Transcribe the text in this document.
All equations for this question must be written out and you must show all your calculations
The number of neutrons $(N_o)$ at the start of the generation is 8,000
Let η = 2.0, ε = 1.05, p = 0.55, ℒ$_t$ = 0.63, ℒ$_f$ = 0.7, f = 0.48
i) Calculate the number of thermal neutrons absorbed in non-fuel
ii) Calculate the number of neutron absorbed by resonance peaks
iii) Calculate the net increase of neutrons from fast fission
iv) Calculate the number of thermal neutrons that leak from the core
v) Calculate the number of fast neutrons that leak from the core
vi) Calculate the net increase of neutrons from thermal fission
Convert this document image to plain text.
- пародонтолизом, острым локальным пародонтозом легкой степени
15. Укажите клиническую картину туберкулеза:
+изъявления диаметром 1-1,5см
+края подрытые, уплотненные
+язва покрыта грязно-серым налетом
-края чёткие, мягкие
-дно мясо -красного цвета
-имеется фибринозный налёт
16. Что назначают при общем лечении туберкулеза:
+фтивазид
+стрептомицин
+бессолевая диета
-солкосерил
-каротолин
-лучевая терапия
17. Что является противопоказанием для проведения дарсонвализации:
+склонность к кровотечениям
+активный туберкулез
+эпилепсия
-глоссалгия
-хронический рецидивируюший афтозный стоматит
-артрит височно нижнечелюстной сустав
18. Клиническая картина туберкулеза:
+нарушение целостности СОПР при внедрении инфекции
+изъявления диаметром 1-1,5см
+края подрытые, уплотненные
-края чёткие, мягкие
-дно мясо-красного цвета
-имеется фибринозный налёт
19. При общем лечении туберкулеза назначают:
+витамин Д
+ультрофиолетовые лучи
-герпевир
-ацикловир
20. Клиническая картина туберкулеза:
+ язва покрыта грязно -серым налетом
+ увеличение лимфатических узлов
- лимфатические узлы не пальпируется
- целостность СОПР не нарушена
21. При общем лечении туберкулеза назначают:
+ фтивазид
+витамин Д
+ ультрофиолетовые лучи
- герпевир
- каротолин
..............................
GIVEN EXERCISE: Find and copy every line in the entries above where the string "number" occurs.

RESPONSE TO THIS EXERCISE:
The number of neutrons $(N_o)$ at the start of the generation is 8,000
i) Calculate the number of thermal neutrons absorbed in non-fuel
ii) Calculate the number of neutron absorbed by resonance peaks
iv) Calculate the number of thermal neutrons that leak from the core
v) Calculate the number of fast neutrons that leak from the core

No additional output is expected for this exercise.